Dataset entries on figures
***

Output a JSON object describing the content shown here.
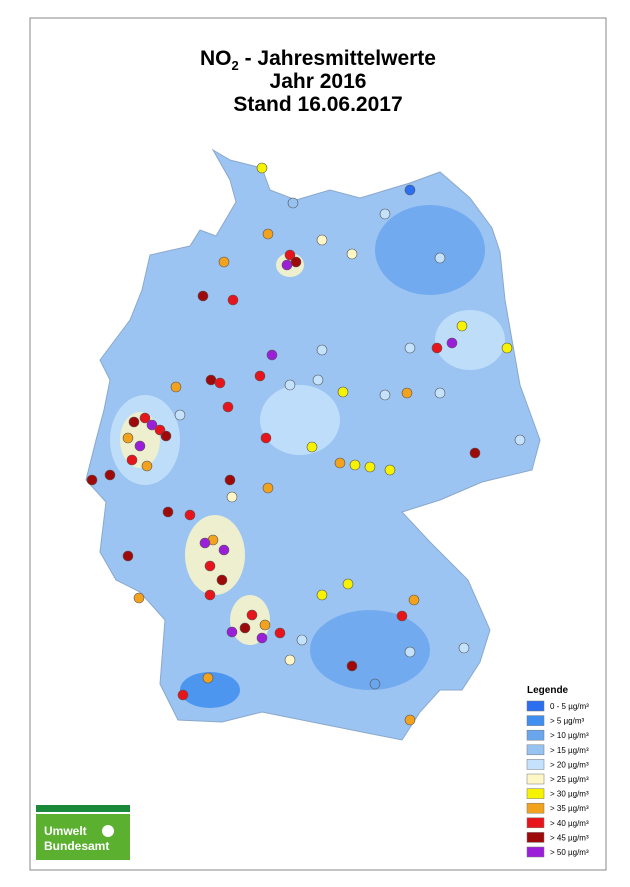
{
  "header": {
    "title_prefix": "NO",
    "title_sub": "2",
    "title_rest": " - Jahresmittelwerte",
    "line2": "Jahr 2016",
    "line3": "Stand 16.06.2017"
  },
  "legend": {
    "title": "Legende",
    "items": [
      {
        "label": "0 - 5 µg/m³",
        "color": "#2b6ff0"
      },
      {
        "label": ">  5 µg/m³",
        "color": "#3f8ff0"
      },
      {
        "label": "> 10 µg/m³",
        "color": "#6aa6ee"
      },
      {
        "label": "> 15 µg/m³",
        "color": "#97c3f2"
      },
      {
        "label": "> 20 µg/m³",
        "color": "#c4e2fb"
      },
      {
        "label": "> 25 µg/m³",
        "color": "#fdf7c8"
      },
      {
        "label": "> 30 µg/m³",
        "color": "#f6f200"
      },
      {
        "label": "> 35 µg/m³",
        "color": "#f2a21c"
      },
      {
        "label": "> 40 µg/m³",
        "color": "#e8141b"
      },
      {
        "label": "> 45 µg/m³",
        "color": "#9e0a0a"
      },
      {
        "label": "> 50 µg/m³",
        "color": "#9b1fd8"
      }
    ]
  },
  "logo": {
    "line1": "Umwelt",
    "line2": "Bundesamt"
  }
}
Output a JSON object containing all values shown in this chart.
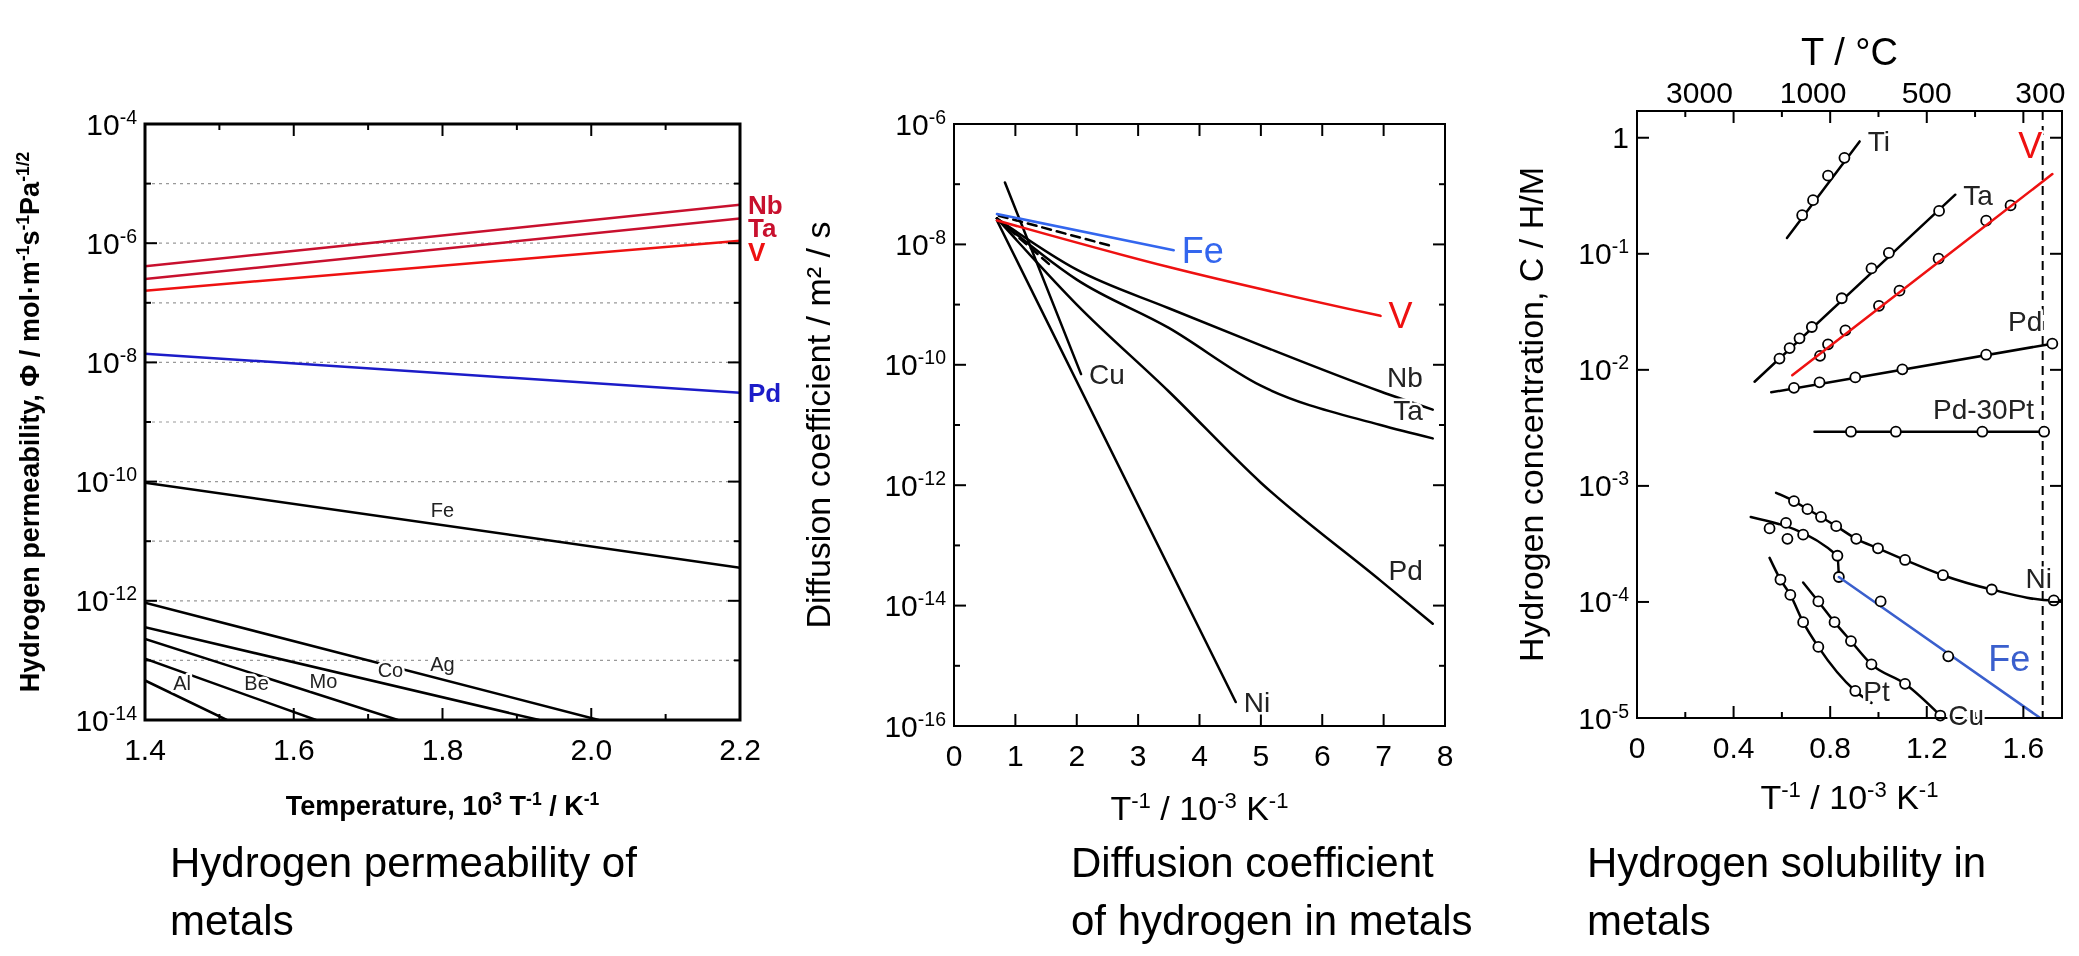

***

» What you have to do
Search the entries for the word "color", then gather every line that has it.

» Exercise response
        "color": "#2b6ff0"
        "color": "#3f8ff0"
        "color": "#6aa6ee"
        "color": "#97c3f2"
        "color": "#c4e2fb"
        "color": "#fdf7c8"
        "color": "#f6f200"
        "color": "#f2a21c"
        "color": "#e8141b"
        "color": "#9e0a0a"
        "color": "#9b1fd8"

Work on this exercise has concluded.